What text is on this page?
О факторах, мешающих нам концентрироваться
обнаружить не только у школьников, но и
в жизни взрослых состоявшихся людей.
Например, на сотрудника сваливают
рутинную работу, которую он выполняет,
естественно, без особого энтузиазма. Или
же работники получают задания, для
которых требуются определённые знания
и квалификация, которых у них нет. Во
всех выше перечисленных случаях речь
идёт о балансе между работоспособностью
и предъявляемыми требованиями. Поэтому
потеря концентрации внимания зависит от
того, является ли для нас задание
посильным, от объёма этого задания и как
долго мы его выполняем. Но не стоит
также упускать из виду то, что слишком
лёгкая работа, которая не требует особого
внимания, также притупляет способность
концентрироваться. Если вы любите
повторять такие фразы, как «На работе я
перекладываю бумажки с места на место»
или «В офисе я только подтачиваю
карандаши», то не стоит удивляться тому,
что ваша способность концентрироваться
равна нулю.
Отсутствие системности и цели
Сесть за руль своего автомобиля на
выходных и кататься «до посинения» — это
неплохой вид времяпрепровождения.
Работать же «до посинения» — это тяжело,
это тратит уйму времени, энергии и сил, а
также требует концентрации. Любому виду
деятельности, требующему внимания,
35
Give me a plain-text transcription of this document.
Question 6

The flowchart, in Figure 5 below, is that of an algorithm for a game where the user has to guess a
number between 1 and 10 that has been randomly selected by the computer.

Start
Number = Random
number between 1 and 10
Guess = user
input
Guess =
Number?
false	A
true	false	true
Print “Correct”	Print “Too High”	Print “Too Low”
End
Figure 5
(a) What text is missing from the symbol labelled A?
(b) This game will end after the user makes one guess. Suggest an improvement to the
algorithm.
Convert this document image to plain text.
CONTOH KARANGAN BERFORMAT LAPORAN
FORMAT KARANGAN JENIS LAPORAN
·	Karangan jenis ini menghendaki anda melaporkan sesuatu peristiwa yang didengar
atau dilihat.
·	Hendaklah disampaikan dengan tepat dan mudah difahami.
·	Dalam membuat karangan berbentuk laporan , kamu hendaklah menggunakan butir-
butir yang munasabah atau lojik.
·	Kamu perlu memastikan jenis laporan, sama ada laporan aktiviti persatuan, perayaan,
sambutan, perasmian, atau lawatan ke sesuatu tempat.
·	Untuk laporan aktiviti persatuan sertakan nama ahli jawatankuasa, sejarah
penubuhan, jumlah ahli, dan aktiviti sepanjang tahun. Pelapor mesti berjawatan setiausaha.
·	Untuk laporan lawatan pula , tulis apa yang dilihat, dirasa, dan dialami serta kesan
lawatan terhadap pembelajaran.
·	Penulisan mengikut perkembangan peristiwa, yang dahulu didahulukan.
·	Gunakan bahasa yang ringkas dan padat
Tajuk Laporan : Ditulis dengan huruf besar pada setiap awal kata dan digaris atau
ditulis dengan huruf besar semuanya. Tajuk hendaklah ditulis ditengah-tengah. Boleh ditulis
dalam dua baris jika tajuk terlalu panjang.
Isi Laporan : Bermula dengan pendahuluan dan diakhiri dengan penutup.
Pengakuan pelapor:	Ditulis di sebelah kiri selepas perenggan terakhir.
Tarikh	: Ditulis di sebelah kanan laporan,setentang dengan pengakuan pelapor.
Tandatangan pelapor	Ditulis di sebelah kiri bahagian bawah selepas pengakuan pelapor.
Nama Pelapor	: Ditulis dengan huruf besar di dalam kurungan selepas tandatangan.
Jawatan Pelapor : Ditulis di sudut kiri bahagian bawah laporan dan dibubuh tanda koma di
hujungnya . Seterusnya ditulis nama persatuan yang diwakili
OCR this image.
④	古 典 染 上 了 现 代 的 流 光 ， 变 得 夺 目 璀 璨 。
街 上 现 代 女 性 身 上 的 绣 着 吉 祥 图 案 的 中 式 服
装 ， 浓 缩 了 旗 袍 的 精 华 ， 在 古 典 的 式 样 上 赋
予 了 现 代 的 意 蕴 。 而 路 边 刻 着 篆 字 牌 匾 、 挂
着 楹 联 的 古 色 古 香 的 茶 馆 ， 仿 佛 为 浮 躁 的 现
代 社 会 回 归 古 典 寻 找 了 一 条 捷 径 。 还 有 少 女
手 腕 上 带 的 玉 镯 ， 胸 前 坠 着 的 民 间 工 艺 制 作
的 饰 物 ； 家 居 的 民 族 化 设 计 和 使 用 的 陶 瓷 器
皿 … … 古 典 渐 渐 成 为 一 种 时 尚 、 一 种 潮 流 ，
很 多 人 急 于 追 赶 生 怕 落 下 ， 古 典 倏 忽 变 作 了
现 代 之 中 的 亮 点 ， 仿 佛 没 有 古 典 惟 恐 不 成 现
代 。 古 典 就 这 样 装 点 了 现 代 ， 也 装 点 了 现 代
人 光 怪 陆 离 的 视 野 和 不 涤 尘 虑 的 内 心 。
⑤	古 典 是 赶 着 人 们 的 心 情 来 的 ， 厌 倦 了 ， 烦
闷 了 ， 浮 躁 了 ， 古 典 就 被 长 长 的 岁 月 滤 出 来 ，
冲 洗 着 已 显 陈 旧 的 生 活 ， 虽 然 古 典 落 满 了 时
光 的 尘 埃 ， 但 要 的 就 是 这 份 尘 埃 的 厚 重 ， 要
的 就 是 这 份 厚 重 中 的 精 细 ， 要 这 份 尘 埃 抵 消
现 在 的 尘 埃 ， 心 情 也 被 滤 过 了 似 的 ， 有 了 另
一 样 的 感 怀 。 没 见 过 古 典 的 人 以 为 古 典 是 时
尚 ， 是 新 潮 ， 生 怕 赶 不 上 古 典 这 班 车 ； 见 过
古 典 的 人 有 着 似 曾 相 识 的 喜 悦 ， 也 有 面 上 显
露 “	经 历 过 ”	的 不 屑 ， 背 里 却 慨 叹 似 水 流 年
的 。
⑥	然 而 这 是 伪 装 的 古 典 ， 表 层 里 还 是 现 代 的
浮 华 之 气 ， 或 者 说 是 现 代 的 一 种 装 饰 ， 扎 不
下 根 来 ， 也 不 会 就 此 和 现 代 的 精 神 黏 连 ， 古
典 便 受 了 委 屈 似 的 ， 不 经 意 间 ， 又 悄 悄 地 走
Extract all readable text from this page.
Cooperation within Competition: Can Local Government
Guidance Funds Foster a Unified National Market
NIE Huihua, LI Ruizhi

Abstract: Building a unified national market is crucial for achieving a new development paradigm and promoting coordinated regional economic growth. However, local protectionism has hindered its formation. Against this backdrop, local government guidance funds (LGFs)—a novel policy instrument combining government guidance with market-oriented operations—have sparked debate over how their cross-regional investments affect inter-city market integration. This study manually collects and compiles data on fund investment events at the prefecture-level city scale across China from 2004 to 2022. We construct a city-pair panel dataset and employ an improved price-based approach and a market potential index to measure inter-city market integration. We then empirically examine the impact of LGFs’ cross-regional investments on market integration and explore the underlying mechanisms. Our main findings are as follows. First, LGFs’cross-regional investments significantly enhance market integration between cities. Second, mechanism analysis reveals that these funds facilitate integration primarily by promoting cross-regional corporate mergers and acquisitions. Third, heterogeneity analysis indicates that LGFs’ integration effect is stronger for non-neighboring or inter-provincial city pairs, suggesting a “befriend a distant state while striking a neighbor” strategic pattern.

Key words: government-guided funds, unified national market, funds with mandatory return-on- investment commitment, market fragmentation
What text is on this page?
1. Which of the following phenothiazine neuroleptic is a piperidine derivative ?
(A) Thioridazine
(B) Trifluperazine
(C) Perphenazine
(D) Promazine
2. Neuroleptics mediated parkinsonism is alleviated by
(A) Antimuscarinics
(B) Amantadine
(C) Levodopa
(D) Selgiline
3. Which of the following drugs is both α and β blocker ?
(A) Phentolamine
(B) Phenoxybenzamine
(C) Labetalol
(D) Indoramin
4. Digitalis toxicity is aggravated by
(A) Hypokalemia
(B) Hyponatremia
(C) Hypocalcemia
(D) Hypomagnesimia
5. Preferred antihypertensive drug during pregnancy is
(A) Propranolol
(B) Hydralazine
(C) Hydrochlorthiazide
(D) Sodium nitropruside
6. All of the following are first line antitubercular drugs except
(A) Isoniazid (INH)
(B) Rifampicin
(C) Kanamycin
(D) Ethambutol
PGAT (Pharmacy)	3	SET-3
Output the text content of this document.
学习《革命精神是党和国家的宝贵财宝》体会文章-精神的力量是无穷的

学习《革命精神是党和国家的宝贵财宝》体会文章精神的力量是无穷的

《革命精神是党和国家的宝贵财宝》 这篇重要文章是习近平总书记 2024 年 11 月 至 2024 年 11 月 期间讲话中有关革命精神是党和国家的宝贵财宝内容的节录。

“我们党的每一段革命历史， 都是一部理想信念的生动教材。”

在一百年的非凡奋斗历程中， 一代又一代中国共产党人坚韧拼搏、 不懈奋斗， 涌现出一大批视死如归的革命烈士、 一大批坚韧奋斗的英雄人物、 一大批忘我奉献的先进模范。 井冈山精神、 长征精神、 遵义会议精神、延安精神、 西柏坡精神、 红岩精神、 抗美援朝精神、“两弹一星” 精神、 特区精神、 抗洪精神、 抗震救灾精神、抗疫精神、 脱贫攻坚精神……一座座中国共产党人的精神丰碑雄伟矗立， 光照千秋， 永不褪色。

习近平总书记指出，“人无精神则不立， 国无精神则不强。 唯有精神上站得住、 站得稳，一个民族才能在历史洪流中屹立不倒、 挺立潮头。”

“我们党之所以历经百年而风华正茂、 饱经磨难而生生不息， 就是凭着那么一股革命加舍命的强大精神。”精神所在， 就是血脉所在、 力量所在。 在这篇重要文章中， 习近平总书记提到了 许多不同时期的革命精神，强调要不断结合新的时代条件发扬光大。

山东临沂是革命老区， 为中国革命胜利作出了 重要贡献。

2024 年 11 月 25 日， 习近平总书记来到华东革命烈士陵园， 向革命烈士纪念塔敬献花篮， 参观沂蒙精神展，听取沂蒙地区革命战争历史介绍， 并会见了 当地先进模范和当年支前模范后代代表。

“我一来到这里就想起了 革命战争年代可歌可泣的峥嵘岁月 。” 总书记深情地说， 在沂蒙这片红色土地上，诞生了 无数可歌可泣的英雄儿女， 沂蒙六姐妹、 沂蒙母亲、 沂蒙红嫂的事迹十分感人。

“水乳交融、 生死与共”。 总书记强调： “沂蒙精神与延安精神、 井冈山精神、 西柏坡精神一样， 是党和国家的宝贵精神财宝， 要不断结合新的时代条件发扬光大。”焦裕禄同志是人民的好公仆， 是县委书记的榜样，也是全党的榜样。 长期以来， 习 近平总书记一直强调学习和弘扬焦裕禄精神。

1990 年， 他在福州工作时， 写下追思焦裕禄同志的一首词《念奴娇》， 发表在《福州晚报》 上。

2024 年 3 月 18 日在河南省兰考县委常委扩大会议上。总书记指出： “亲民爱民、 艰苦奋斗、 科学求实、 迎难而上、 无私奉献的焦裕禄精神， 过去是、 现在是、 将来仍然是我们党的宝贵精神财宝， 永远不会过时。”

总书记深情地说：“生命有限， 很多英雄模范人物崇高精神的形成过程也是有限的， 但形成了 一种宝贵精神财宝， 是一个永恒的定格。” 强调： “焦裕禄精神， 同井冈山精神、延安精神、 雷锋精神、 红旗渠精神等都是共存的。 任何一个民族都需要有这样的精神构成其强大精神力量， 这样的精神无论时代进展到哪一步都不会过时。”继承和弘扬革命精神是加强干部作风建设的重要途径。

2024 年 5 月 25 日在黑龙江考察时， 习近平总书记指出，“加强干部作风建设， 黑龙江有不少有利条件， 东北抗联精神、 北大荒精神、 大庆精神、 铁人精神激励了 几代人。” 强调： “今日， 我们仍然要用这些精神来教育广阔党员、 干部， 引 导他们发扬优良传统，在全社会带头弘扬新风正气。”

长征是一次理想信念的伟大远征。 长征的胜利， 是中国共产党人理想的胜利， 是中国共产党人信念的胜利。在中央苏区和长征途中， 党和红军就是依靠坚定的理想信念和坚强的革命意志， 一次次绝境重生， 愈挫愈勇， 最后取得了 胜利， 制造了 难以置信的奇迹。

= = = = = = =

- **TASK GOAL**: Show the lines from the data above that contain the string "посинения".

- **THE COMPLETED TASK**:
выходных и кататься «до посинения» — это
Работать же «до посинения» — это тяжело,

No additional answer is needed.